"""

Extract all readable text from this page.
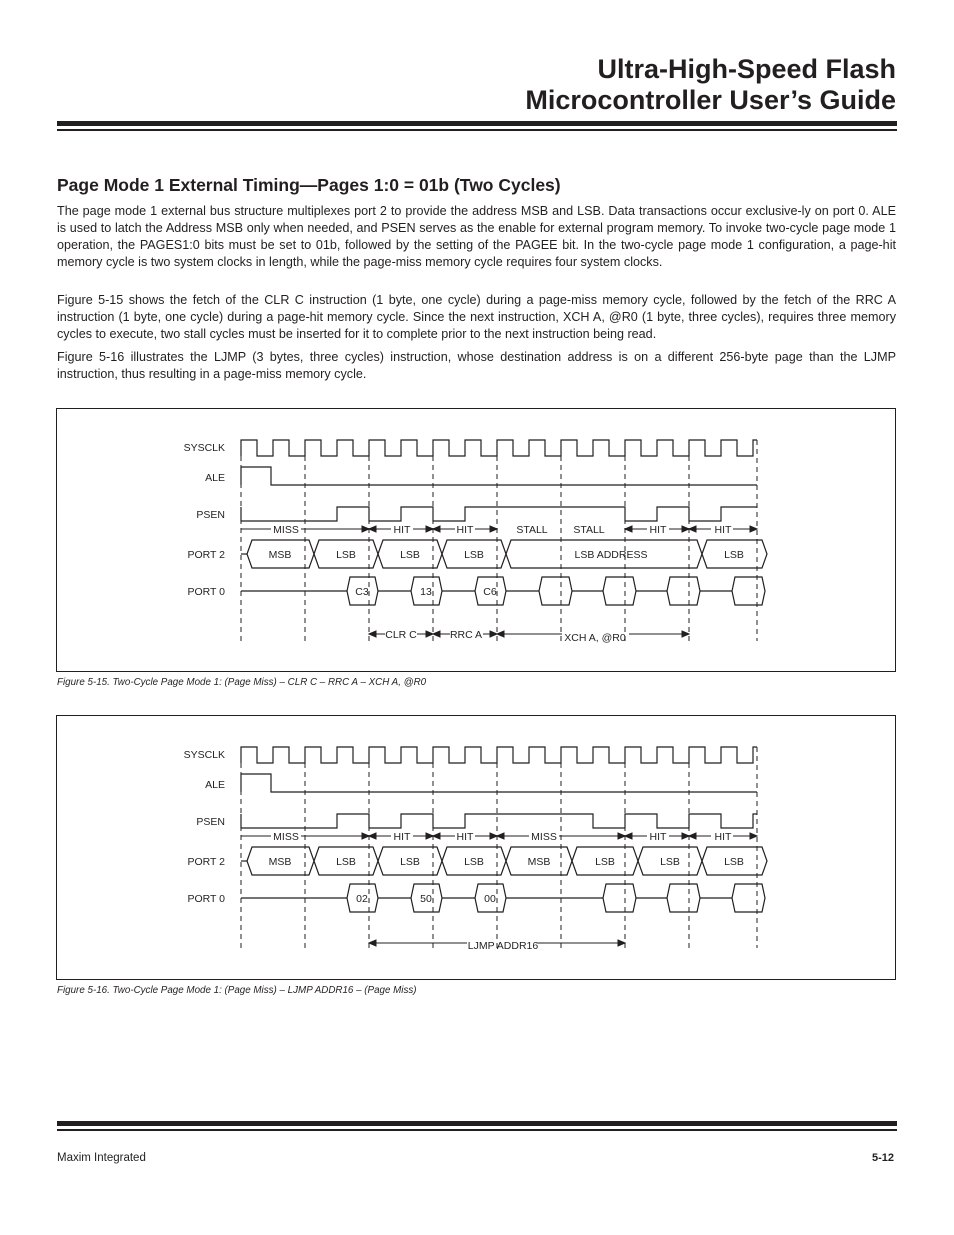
Ultra-High-Speed Flash
Microcontroller User’s Guide
Page Mode 1 External Timing—Pages 1:0 = 01b (Two Cycles)

The page mode 1 external bus structure multiplexes port 2 to provide the address MSB and LSB. Data transactions occur exclusive-ly on port 0. ALE is used to latch the Address MSB only when needed, and PSEN serves as the enable for external program memory. To invoke two-cycle page mode 1 operation, the PAGES1:0 bits must be set to 01b, followed by the setting of the PAGEE bit. In the two-cycle page mode 1 configuration, a page-hit memory cycle is two system clocks in length, while the page-miss memory cycle requires four system clocks.

Figure 5-15 shows the fetch of the CLR C instruction (1 byte, one cycle) during a page-miss memory cycle, followed by the fetch of the RRC A instruction (1 byte, one cycle) during a page-hit memory cycle. Since the next instruction, XCH A, @R0 (1 byte, three cycles), requires three memory cycles to execute, two stall cycles must be inserted for it to complete prior to the next instruction being read.

Figure 5-16 illustrates the LJMP (3 bytes, three cycles) instruction, whose destination address is on a different 256-byte page than the LJMP instruction, thus resulting in a page-miss memory cycle.

SYSCLK
ALE
PSEN
PORT 2
PORT 0
MISS	HIT	HIT	STALL STALL	HIT	HIT
MSB	LSB	LSB	LSB	LSB ADDRESS	LSB
C3	13	C6
CLR C	RRC A	XCH A, @R0
Figure 5-15. Two-Cycle Page Mode 1: (Page Miss) – CLR C – RRC A – XCH A, @R0
SYSCLK
ALE
PSEN
PORT 2
PORT 0
MISS	HIT	HIT	MISS	HIT	HIT
MSB	LSB	LSB	LSB	MSB	LSB	LSB	LSB
02	50	00
LJMP ADDR16
Figure 5-16. Two-Cycle Page Mode 1: (Page Miss) – LJMP ADDR16 – (Page Miss)
Maxim Integrated	5-12
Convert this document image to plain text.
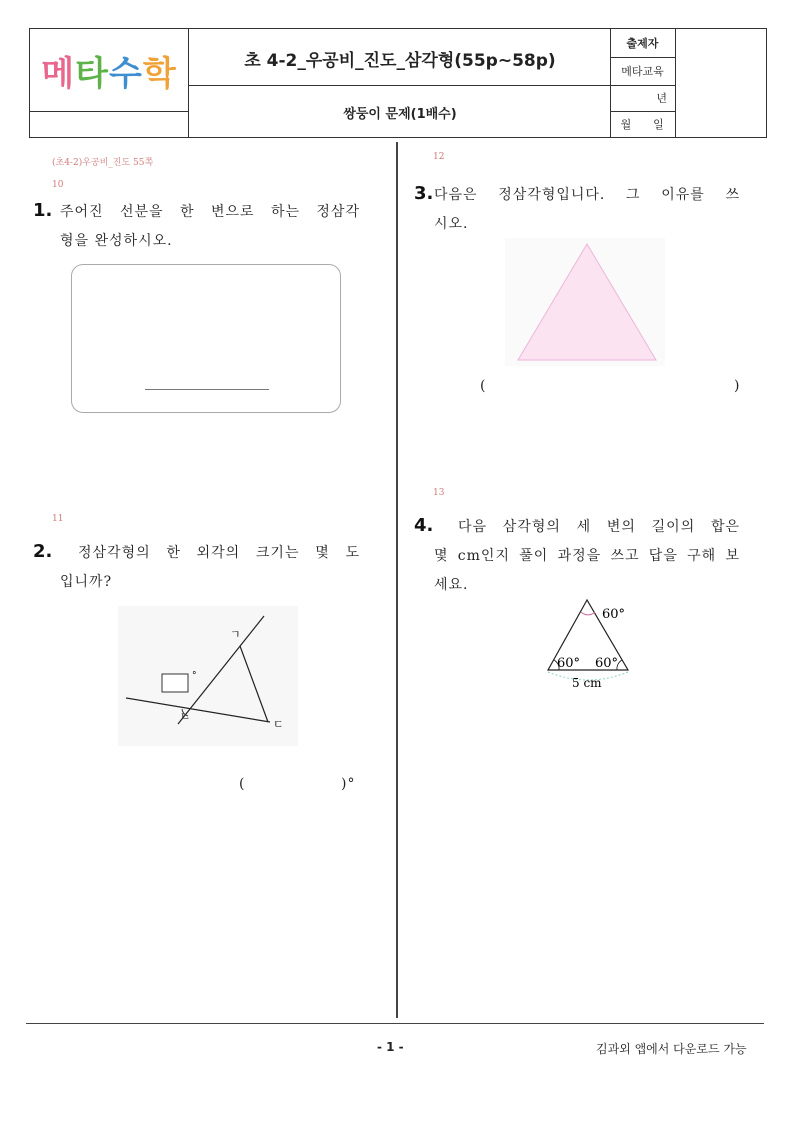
메타수학	초 4-2_우공비_진도_삼각형(55p~58p)
쌍둥이 문제(1배수)
출제자
메타교육
년
월	일
(초4-2)우공비_진도 55쪽
10
1. 주어진 선분을 한 변으로 하는 정삼각
형을 완성하시오.
11
2.	정삼각형의 한 외각의 크기는 몇 도
입니까?
°
ㄱ
ㄴ
ㄷ
(	)°
12
3. 다음은 정삼각형입니다. 그 이유를 쓰
시오.
(	)
13
4.	다음 삼각형의 세 변의 길이의 합은
몇 cm인지 풀이 과정을 쓰고 답을 구해 보
세요.
60°
60° 60°
5 cm
- 1 -	김과외 앱에서 다운로드 가능
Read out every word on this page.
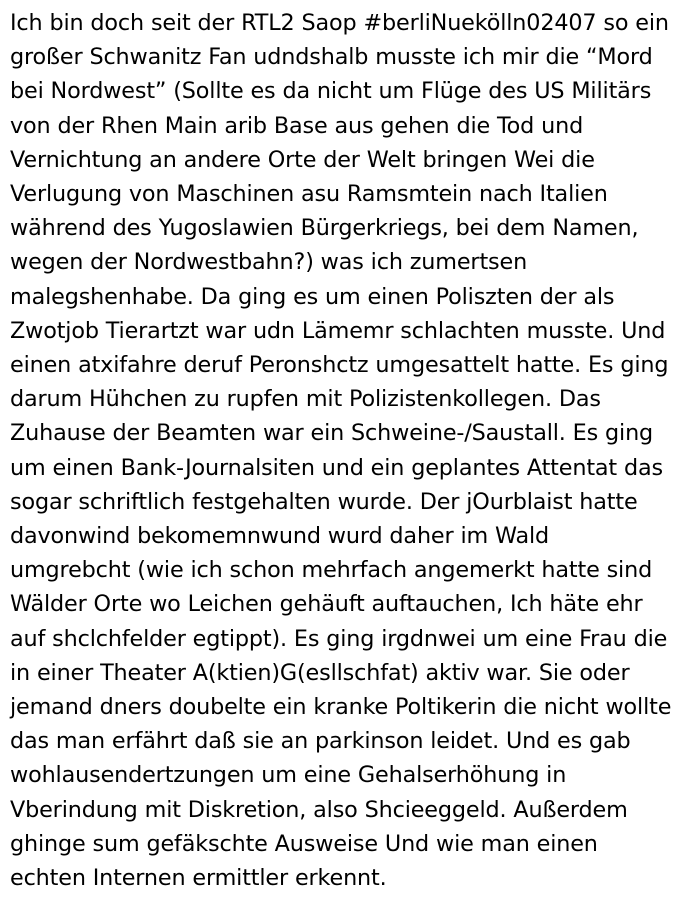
Ich bin doch seit der RTL2 Saop #berliNuekölln02407 so ein großer Schwanitz Fan udndshalb musste ich mir die “Mord bei Nordwest” (Sollte es da nicht um Flüge des US Militärs von der Rhen Main arib Base aus gehen die Tod und Vernichtung an andere Orte der Welt bringen Wei die Verlugung von Maschinen asu Ramsmtein nach Italien während des Yugoslawien Bürgerkriegs, bei dem Namen, wegen der Nordwestbahn?) was ich zumertsen malegshenhabe. Da ging es um einen Poliszten der als Zwotjob Tierartzt war udn Lämemr schlachten musste. Und einen atxifahre deruf Peronshctz umgesattelt hatte. Es ging darum Hühchen zu rupfen mit Polizistenkollegen. Das Zuhause der Beamten war ein Schweine-/Saustall. Es ging um einen Bank-Journalsiten und ein geplantes Attentat das sogar schriftlich festgehalten wurde. Der jOurblaist hatte davonwind bekomemnwund wurd daher im Wald umgrebcht (wie ich schon mehrfach angemerkt hatte sind Wälder Orte wo Leichen gehäuft auftauchen, Ich häte ehr auf shclchfelder egtippt). Es ging irgdnwei um eine Frau die in einer Theater A(ktien)G(esllschfat) aktiv war. Sie oder jemand dners doubelte ein kranke Poltikerin die nicht wollte das man erfährt daß sie an parkinson leidet. Und es gab wohlausendertzungen um eine Gehalserhöhung in Vberindung mit Diskretion, also Shcieeggeld. Außerdem ghinge sum gefäkschte Ausweise Und wie man einen echten Internen ermittler erkennt.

"""

What to produce: Transcribe every line from the records above without alteration, and leave out the images.

Finished task:
Extract all readable text from this page.
Ultra-High-Speed Flash
Microcontroller User’s Guide
Page Mode 1 External Timing—Pages 1:0 = 01b (Two Cycles)

The page mode 1 external bus structure multiplexes port 2 to provide the address MSB and LSB. Data transactions occur exclusive-ly on port 0. ALE is used to latch the Address MSB only when needed, and PSEN serves as the enable for external program memory. To invoke two-cycle page mode 1 operation, the PAGES1:0 bits must be set to 01b, followed by the setting of the PAGEE bit. In the two-cycle page mode 1 configuration, a page-hit memory cycle is two system clocks in length, while the page-miss memory cycle requires four system clocks.

Figure 5-15 shows the fetch of the CLR C instruction (1 byte, one cycle) during a page-miss memory cycle, followed by the fetch of the RRC A instruction (1 byte, one cycle) during a page-hit memory cycle. Since the next instruction, XCH A, @R0 (1 byte, three cycles), requires three memory cycles to execute, two stall cycles must be inserted for it to complete prior to the next instruction being read.

Figure 5-16 illustrates the LJMP (3 bytes, three cycles) instruction, whose destination address is on a different 256-byte page than the LJMP instruction, thus resulting in a page-miss memory cycle.

SYSCLK
ALE
PSEN
PORT 2
PORT 0
MISS	HIT	HIT	STALL STALL	HIT	HIT
MSB	LSB	LSB	LSB	LSB ADDRESS	LSB
C3	13	C6
CLR C	RRC A	XCH A, @R0
Figure 5-15. Two-Cycle Page Mode 1: (Page Miss) – CLR C – RRC A – XCH A, @R0
SYSCLK
ALE
PSEN
PORT 2
PORT 0
MISS	HIT	HIT	MISS	HIT	HIT
MSB	LSB	LSB	LSB	MSB	LSB	LSB	LSB
02	50	00
LJMP ADDR16
Figure 5-16. Two-Cycle Page Mode 1: (Page Miss) – LJMP ADDR16 – (Page Miss)
Maxim Integrated	5-12
Convert this document image to plain text.
메타수학	초 4-2_우공비_진도_삼각형(55p~58p)
쌍둥이 문제(1배수)
출제자
메타교육
년
월	일
(초4-2)우공비_진도 55쪽
10
1. 주어진 선분을 한 변으로 하는 정삼각
형을 완성하시오.
11
2.	정삼각형의 한 외각의 크기는 몇 도
입니까?
°
ㄱ
ㄴ
ㄷ
(	)°
12
3. 다음은 정삼각형입니다. 그 이유를 쓰
시오.
(	)
13
4.	다음 삼각형의 세 변의 길이의 합은
몇 cm인지 풀이 과정을 쓰고 답을 구해 보
세요.
60°
60° 60°
5 cm
- 1 -	김과외 앱에서 다운로드 가능
Read out every word on this page.
Ich bin doch seit der RTL2 Saop #berliNuekölln02407 so ein großer Schwanitz Fan udndshalb musste ich mir die “Mord bei Nordwest” (Sollte es da nicht um Flüge des US Militärs von der Rhen Main arib Base aus gehen die Tod und Vernichtung an andere Orte der Welt bringen Wei die Verlugung von Maschinen asu Ramsmtein nach Italien während des Yugoslawien Bürgerkriegs, bei dem Namen, wegen der Nordwestbahn?) was ich zumertsen malegshenhabe. Da ging es um einen Poliszten der als Zwotjob Tierartzt war udn Lämemr schlachten musste. Und einen atxifahre deruf Peronshctz umgesattelt hatte. Es ging darum Hühchen zu rupfen mit Polizistenkollegen. Das Zuhause der Beamten war ein Schweine-/Saustall. Es ging um einen Bank-Journalsiten und ein geplantes Attentat das sogar schriftlich festgehalten wurde. Der jOurblaist hatte davonwind bekomemnwund wurd daher im Wald umgrebcht (wie ich schon mehrfach angemerkt hatte sind Wälder Orte wo Leichen gehäuft auftauchen, Ich häte ehr auf shclchfelder egtippt). Es ging irgdnwei um eine Frau die in einer Theater A(ktien)G(esllschfat) aktiv war. Sie oder jemand dners doubelte ein kranke Poltikerin die nicht wollte das man erfährt daß sie an parkinson leidet. Und es gab wohlausendertzungen um eine Gehalserhöhung in Vberindung mit Diskretion, also Shcieeggeld. Außerdem ghinge sum gefäkschte Ausweise Und wie man einen echten Internen ermittler erkennt.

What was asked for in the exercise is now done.